WRITTEN PROBLEM: How many lines in this material include the string "stature"? Answer with the number and nothing further.
▼▼▼
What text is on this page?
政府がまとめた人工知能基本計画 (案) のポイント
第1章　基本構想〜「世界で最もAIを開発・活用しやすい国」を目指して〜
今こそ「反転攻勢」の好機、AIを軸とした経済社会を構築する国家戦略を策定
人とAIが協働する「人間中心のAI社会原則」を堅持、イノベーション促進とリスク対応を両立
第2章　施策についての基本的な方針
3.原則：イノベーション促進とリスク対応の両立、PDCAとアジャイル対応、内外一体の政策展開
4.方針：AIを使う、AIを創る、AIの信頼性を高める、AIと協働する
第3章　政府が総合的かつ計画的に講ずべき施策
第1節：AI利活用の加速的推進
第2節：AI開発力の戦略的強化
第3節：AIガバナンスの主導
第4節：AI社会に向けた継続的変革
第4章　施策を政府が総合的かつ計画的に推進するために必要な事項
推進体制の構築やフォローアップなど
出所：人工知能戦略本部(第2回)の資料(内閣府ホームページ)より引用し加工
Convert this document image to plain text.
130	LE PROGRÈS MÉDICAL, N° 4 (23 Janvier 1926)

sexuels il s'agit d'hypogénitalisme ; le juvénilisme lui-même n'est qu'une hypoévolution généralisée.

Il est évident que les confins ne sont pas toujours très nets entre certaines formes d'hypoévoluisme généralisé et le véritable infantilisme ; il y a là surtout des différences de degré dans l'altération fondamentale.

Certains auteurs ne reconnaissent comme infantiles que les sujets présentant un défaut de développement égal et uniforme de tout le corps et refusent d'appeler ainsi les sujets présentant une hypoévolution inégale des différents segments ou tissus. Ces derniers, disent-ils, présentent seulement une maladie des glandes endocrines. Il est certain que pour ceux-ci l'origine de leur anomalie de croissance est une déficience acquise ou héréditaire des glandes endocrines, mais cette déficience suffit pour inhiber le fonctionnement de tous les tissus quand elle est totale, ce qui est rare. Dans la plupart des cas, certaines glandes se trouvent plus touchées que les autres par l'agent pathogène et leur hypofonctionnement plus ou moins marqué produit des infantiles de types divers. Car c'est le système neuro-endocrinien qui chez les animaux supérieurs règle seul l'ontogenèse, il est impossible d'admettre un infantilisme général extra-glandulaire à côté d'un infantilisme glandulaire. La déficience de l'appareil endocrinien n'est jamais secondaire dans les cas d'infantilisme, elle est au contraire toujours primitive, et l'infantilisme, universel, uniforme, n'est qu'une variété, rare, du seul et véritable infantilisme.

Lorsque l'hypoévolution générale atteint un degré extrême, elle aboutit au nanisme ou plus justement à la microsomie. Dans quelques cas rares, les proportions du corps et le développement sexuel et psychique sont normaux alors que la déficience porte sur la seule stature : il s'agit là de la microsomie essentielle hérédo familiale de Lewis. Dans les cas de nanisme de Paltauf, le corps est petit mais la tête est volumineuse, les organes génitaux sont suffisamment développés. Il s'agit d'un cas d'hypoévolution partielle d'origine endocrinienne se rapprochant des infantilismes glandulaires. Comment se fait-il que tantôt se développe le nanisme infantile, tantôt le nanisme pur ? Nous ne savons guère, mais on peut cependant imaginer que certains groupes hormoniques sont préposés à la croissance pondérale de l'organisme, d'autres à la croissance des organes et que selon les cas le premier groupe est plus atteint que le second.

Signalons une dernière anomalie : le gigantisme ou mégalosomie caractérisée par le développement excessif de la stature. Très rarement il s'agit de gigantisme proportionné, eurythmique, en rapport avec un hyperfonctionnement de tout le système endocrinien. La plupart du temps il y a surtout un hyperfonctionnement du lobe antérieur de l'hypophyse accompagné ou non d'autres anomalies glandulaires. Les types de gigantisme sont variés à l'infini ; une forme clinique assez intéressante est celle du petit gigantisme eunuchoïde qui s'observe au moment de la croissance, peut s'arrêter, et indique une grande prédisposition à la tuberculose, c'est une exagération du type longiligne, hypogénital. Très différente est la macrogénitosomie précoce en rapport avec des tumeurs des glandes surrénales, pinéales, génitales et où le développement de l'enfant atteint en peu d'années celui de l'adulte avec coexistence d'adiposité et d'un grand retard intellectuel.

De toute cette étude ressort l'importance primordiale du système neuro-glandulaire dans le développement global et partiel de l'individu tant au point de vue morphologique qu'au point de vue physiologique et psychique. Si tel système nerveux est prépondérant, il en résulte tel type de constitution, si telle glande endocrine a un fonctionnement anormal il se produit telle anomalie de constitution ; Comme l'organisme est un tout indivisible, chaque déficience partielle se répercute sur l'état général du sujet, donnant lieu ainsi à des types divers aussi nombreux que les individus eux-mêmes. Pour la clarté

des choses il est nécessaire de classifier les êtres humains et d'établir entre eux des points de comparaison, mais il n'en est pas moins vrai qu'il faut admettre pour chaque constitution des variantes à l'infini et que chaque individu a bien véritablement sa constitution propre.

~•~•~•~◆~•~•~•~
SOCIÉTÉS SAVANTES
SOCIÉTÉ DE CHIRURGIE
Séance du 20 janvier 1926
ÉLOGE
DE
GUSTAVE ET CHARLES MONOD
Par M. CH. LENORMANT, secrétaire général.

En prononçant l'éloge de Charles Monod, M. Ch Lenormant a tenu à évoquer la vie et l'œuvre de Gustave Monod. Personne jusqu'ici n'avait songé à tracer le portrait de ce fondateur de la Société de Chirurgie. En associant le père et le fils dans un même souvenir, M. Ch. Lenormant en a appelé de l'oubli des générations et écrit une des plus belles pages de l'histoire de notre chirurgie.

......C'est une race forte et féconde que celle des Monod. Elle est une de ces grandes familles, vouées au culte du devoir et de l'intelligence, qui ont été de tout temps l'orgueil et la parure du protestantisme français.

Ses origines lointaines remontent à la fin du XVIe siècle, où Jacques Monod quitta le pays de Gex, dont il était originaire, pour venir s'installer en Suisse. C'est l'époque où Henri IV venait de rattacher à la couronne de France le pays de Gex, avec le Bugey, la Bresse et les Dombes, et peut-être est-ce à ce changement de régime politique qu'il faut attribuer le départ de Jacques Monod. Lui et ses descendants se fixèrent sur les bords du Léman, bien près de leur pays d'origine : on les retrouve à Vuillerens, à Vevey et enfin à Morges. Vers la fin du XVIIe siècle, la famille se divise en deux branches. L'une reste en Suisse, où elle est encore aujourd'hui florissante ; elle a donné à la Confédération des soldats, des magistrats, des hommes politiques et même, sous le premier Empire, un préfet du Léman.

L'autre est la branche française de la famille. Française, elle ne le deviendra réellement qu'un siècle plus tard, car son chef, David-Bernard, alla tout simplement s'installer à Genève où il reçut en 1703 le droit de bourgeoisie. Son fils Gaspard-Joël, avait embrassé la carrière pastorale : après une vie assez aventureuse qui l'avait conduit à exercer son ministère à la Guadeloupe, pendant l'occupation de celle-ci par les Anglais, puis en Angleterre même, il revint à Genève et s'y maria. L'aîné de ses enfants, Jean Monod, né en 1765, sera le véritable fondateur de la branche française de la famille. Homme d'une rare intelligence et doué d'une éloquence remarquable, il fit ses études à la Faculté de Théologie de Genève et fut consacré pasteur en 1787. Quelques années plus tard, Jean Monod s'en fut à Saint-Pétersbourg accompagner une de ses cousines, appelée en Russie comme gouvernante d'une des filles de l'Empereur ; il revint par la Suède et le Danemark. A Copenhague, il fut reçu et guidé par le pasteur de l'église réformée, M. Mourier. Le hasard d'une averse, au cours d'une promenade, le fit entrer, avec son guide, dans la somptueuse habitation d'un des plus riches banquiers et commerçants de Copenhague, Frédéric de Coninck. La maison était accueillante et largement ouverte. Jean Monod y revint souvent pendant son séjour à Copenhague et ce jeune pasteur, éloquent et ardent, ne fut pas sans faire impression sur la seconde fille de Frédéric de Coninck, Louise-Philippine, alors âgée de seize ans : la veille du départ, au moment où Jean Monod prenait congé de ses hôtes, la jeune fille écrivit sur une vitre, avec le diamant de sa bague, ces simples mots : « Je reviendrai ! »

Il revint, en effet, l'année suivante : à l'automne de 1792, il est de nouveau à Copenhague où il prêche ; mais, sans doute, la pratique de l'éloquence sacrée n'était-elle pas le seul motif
▲▲▲
COMPLETED TASK: 2